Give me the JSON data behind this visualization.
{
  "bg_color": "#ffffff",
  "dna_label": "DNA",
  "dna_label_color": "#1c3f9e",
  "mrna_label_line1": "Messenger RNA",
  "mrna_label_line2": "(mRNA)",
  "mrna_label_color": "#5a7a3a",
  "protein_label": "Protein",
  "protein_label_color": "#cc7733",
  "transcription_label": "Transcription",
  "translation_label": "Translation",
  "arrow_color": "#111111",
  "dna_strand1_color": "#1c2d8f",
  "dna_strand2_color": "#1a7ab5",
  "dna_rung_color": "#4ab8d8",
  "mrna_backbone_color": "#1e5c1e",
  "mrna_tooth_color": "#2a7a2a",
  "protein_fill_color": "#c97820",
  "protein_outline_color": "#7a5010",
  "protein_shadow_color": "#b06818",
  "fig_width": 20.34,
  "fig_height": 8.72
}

Exercise directions: Write out the complete material a second time, matching it exactly.

Output of the task:
Give me the JSON data behind this visualization.
{
  "bg_color": "#ffffff",
  "dna_label": "DNA",
  "dna_label_color": "#1c3f9e",
  "mrna_label_line1": "Messenger RNA",
  "mrna_label_line2": "(mRNA)",
  "mrna_label_color": "#5a7a3a",
  "protein_label": "Protein",
  "protein_label_color": "#cc7733",
  "transcription_label": "Transcription",
  "translation_label": "Translation",
  "arrow_color": "#111111",
  "dna_strand1_color": "#1c2d8f",
  "dna_strand2_color": "#1a7ab5",
  "dna_rung_color": "#4ab8d8",
  "mrna_backbone_color": "#1e5c1e",
  "mrna_tooth_color": "#2a7a2a",
  "protein_fill_color": "#c97820",
  "protein_outline_color": "#7a5010",
  "protein_shadow_color": "#b06818",
  "fig_width": 20.34,
  "fig_height": 8.72
}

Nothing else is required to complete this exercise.